-- start MATERIAL SUPPLIED --

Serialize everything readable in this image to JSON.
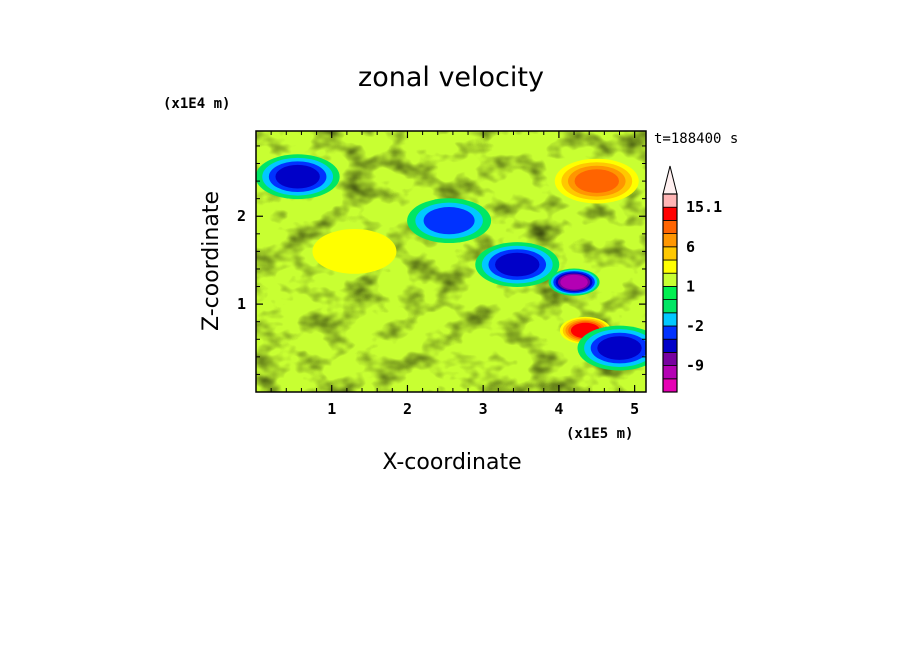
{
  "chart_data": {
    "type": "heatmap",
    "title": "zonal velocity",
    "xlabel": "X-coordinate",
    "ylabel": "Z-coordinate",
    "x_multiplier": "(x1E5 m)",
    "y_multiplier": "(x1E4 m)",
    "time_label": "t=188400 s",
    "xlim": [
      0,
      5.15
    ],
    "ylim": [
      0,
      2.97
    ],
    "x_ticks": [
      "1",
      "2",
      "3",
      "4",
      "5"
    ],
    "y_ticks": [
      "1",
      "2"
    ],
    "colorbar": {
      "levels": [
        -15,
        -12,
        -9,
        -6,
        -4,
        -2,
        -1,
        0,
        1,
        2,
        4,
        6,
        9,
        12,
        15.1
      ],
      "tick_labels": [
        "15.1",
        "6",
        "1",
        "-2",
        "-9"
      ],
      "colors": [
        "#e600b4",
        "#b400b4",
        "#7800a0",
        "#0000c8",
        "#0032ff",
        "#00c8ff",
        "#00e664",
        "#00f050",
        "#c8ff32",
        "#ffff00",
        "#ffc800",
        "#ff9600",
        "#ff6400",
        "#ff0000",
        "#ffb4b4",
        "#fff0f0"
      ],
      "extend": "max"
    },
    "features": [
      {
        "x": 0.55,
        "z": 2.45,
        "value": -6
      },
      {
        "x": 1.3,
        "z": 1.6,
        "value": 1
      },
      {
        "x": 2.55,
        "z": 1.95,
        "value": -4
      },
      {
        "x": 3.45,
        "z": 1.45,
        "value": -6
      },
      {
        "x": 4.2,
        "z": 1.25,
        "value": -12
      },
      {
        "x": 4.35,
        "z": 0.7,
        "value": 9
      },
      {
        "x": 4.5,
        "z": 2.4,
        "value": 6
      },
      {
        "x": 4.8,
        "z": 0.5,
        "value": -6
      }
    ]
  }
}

-- end MATERIAL SUPPLIED --

OBJECTIVE.
Quote everything in the listing above exactly; pictures are the only thing to omit.

SOLUTION FOR THIS PROBLEM.
Serialize everything readable in this image to JSON.
{
  "chart_data": {
    "type": "heatmap",
    "title": "zonal velocity",
    "xlabel": "X-coordinate",
    "ylabel": "Z-coordinate",
    "x_multiplier": "(x1E5 m)",
    "y_multiplier": "(x1E4 m)",
    "time_label": "t=188400 s",
    "xlim": [
      0,
      5.15
    ],
    "ylim": [
      0,
      2.97
    ],
    "x_ticks": [
      "1",
      "2",
      "3",
      "4",
      "5"
    ],
    "y_ticks": [
      "1",
      "2"
    ],
    "colorbar": {
      "levels": [
        -15,
        -12,
        -9,
        -6,
        -4,
        -2,
        -1,
        0,
        1,
        2,
        4,
        6,
        9,
        12,
        15.1
      ],
      "tick_labels": [
        "15.1",
        "6",
        "1",
        "-2",
        "-9"
      ],
      "colors": [
        "#e600b4",
        "#b400b4",
        "#7800a0",
        "#0000c8",
        "#0032ff",
        "#00c8ff",
        "#00e664",
        "#00f050",
        "#c8ff32",
        "#ffff00",
        "#ffc800",
        "#ff9600",
        "#ff6400",
        "#ff0000",
        "#ffb4b4",
        "#fff0f0"
      ],
      "extend": "max"
    },
    "features": [
      {
        "x": 0.55,
        "z": 2.45,
        "value": -6
      },
      {
        "x": 1.3,
        "z": 1.6,
        "value": 1
      },
      {
        "x": 2.55,
        "z": 1.95,
        "value": -4
      },
      {
        "x": 3.45,
        "z": 1.45,
        "value": -6
      },
      {
        "x": 4.2,
        "z": 1.25,
        "value": -12
      },
      {
        "x": 4.35,
        "z": 0.7,
        "value": 9
      },
      {
        "x": 4.5,
        "z": 2.4,
        "value": 6
      },
      {
        "x": 4.8,
        "z": 0.5,
        "value": -6
      }
    ]
  }
}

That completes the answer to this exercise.